Goal
Can you copy every line of the records below verbatim, leaving the pictures out of your answer?

Rows
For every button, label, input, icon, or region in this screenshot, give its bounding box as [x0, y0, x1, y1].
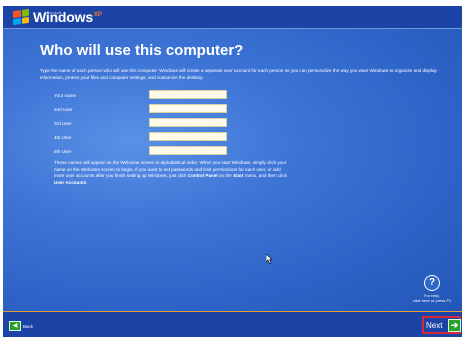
- question-icon[interactable]: ?: [424, 275, 440, 291]
- start-text: Start: [233, 173, 244, 179]
- intro-text: Type the name of each person who will us…: [40, 68, 437, 80]
- help-link[interactable]: ? For help, click here or press F1: [402, 275, 462, 303]
- field-row-4th-user: 4th User: [54, 132, 234, 143]
- next-button-label[interactable]: Next: [426, 321, 442, 330]
- mouse-pointer-icon: [266, 254, 273, 264]
- bottom-bar: ◀ Back: [3, 311, 462, 337]
- 4th-user-label: 4th User: [54, 135, 72, 140]
- note-text-3: menu, and then click: [243, 173, 287, 179]
- windows-logo: Microsoft Windows XP: [13, 8, 102, 26]
- arrow-right-icon[interactable]: ➔: [448, 319, 461, 332]
- 5th-user-label: 5th User: [54, 149, 72, 154]
- microsoft-label: Microsoft: [45, 10, 62, 15]
- 2nd-user-input[interactable]: [149, 104, 227, 113]
- your-name-label: Your name: [54, 93, 77, 98]
- arrow-left-icon: ◀: [9, 321, 21, 331]
- windows-flag-icon: [13, 8, 29, 26]
- field-row-5th-user: 5th User: [54, 146, 234, 157]
- main-panel: Who will use this computer? Type the nam…: [3, 29, 462, 311]
- back-button[interactable]: ◀ Back: [9, 321, 33, 331]
- 3rd-user-label: 3rd User: [54, 121, 72, 126]
- welcome-screen-note: These names will appear on the Welcome s…: [54, 160, 289, 186]
- user-accounts-text: User Accounts: [54, 179, 87, 185]
- note-text-2: on the: [217, 173, 233, 179]
- field-row-3rd-user: 3rd User: [54, 118, 234, 129]
- 4th-user-input[interactable]: [149, 132, 227, 141]
- control-panel-text: Control Panel: [187, 173, 218, 179]
- xp-label: XP: [93, 12, 102, 18]
- field-row-2nd-user: 2nd User: [54, 104, 234, 115]
- 3rd-user-input[interactable]: [149, 118, 227, 127]
- your-name-input[interactable]: [149, 90, 227, 99]
- 2nd-user-label: 2nd User: [54, 107, 73, 112]
- 5th-user-input[interactable]: [149, 146, 227, 155]
- page-title: Who will use this computer?: [40, 42, 244, 59]
- back-label: Back: [23, 323, 34, 329]
- field-row-your-name: Your name: [54, 90, 234, 101]
- help-text-2: click here or press F1: [412, 298, 452, 303]
- note-text-4: .: [86, 179, 88, 185]
- windows-wordmark: Windows: [33, 9, 93, 25]
- setup-window: Microsoft Windows XP Who will use this c…: [3, 6, 462, 337]
- top-bar: Microsoft Windows XP: [3, 6, 462, 29]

Expected output
For every button, label, input, icon, or region in this screenshot, give its bounding box as [x0, y0, x1, y1].
- question-icon[interactable]: ?: [424, 275, 440, 291]
- start-text: Start: [233, 173, 244, 179]
- intro-text: Type the name of each person who will us…: [40, 68, 437, 80]
- help-link[interactable]: ? For help, click here or press F1: [402, 275, 462, 303]
- field-row-4th-user: 4th User: [54, 132, 234, 143]
- next-button-label[interactable]: Next: [426, 321, 442, 330]
- mouse-pointer-icon: [266, 254, 273, 264]
- bottom-bar: ◀ Back: [3, 311, 462, 337]
- 4th-user-label: 4th User: [54, 135, 72, 140]
- note-text-3: menu, and then click: [243, 173, 287, 179]
- windows-logo: Microsoft Windows XP: [13, 8, 102, 26]
- arrow-right-icon[interactable]: ➔: [448, 319, 461, 332]
- 5th-user-label: 5th User: [54, 149, 72, 154]
- microsoft-label: Microsoft: [45, 10, 62, 15]
- 2nd-user-input[interactable]: [149, 104, 227, 113]
- your-name-label: Your name: [54, 93, 77, 98]
- arrow-left-icon: ◀: [9, 321, 21, 331]
- windows-flag-icon: [13, 8, 29, 26]
- field-row-5th-user: 5th User: [54, 146, 234, 157]
- main-panel: Who will use this computer? Type the nam…: [3, 29, 462, 311]
- back-button[interactable]: ◀ Back: [9, 321, 33, 331]
- 3rd-user-label: 3rd User: [54, 121, 72, 126]
- welcome-screen-note: These names will appear on the Welcome s…: [54, 160, 289, 186]
- user-accounts-text: User Accounts: [54, 179, 87, 185]
- note-text-2: on the: [217, 173, 233, 179]
- field-row-3rd-user: 3rd User: [54, 118, 234, 129]
- 4th-user-input[interactable]: [149, 132, 227, 141]
- control-panel-text: Control Panel: [187, 173, 218, 179]
- xp-label: XP: [93, 12, 102, 18]
- field-row-2nd-user: 2nd User: [54, 104, 234, 115]
- 3rd-user-input[interactable]: [149, 118, 227, 127]
- your-name-input[interactable]: [149, 90, 227, 99]
- 2nd-user-label: 2nd User: [54, 107, 73, 112]
- 5th-user-input[interactable]: [149, 146, 227, 155]
- page-title: Who will use this computer?: [40, 42, 244, 59]
- back-label: Back: [23, 323, 34, 329]
- field-row-your-name: Your name: [54, 90, 234, 101]
- help-text-2: click here or press F1: [412, 298, 452, 303]
- note-text-4: .: [86, 179, 88, 185]
- windows-wordmark: Windows: [33, 9, 93, 25]
- setup-window: Microsoft Windows XP Who will use this c…: [3, 6, 462, 337]
- top-bar: Microsoft Windows XP: [3, 6, 462, 29]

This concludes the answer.